**REQUIRED WORK**
Copy out the material below in full, but not its images.

[Stored records]
>>

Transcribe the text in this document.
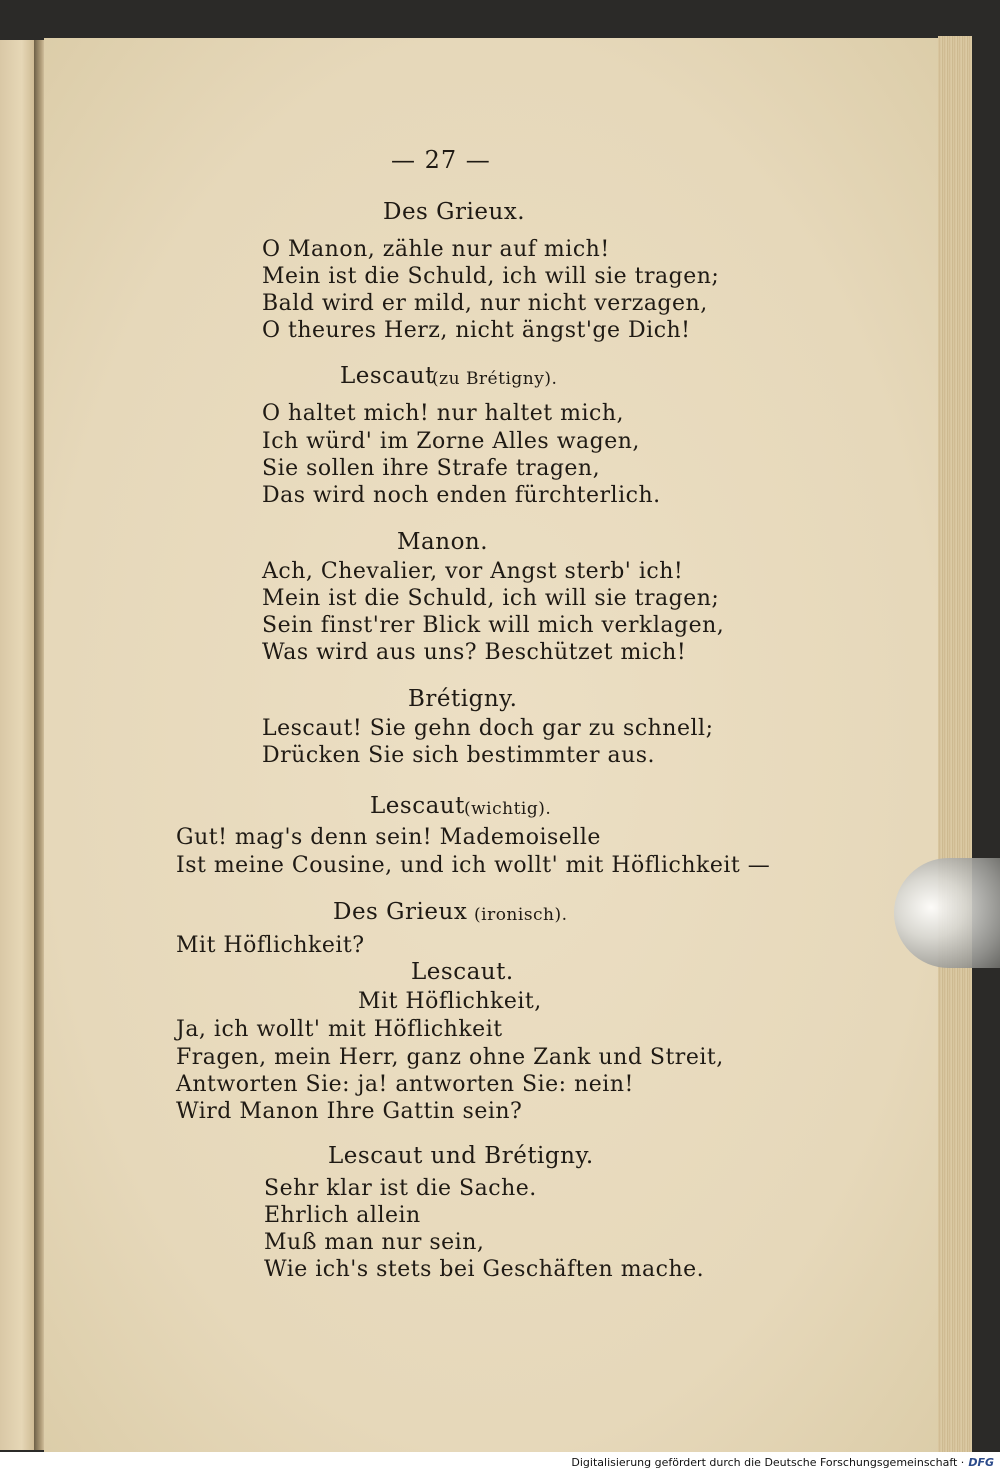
— 27 —
Des Grieux.
O Manon, zähle nur auf mich!
Mein ist die Schuld, ich will sie tragen;
Bald wird er mild, nur nicht verzagen,
O theures Herz, nicht ängst'ge Dich!
Lescaut
(zu Brétigny).
O haltet mich! nur haltet mich,
Ich würd' im Zorne Alles wagen,
Sie sollen ihre Strafe tragen,
Das wird noch enden fürchterlich.
Manon.
Ach, Chevalier, vor Angst sterb' ich!
Mein ist die Schuld, ich will sie tragen;
Sein finst'rer Blick will mich verklagen,
Was wird aus uns? Beschützet mich!
Brétigny.
Lescaut! Sie gehn doch gar zu schnell;
Drücken Sie sich bestimmter aus.
Lescaut (wichtig).
Gut! mag's denn sein! Mademoiselle
Ist meine Cousine, und ich wollt' mit Höflichkeit —
Des Grieux (ironisch).
Mit Höflichkeit?
Lescaut.
Mit Höflichkeit,
Ja, ich wollt' mit Höflichkeit
Fragen, mein Herr, ganz ohne Zank und Streit,
Antworten Sie: ja! antworten Sie: nein!
Wird Manon Ihre Gattin sein?
Lescaut und Brétigny.
Sehr klar ist die Sache.
Ehrlich allein
Muß man nur sein,
Wie ich's stets bei Geschäften mache.
Digitalisierung gefördert durch die Deutsche Forschungsgemeinschaft · DFG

<<

**RESPONSE**
Transcribe the text in this document.
— 27 —
Des Grieux.
O Manon, zähle nur auf mich!
Mein ist die Schuld, ich will sie tragen;
Bald wird er mild, nur nicht verzagen,
O theures Herz, nicht ängst'ge Dich!
Lescaut
(zu Brétigny).
O haltet mich! nur haltet mich,
Ich würd' im Zorne Alles wagen,
Sie sollen ihre Strafe tragen,
Das wird noch enden fürchterlich.
Manon.
Ach, Chevalier, vor Angst sterb' ich!
Mein ist die Schuld, ich will sie tragen;
Sein finst'rer Blick will mich verklagen,
Was wird aus uns? Beschützet mich!
Brétigny.
Lescaut! Sie gehn doch gar zu schnell;
Drücken Sie sich bestimmter aus.
Lescaut (wichtig).
Gut! mag's denn sein! Mademoiselle
Ist meine Cousine, und ich wollt' mit Höflichkeit —
Des Grieux (ironisch).
Mit Höflichkeit?
Lescaut.
Mit Höflichkeit,
Ja, ich wollt' mit Höflichkeit
Fragen, mein Herr, ganz ohne Zank und Streit,
Antworten Sie: ja! antworten Sie: nein!
Wird Manon Ihre Gattin sein?
Lescaut und Brétigny.
Sehr klar ist die Sache.
Ehrlich allein
Muß man nur sein,
Wie ich's stets bei Geschäften mache.
Digitalisierung gefördert durch die Deutsche Forschungsgemeinschaft · DFG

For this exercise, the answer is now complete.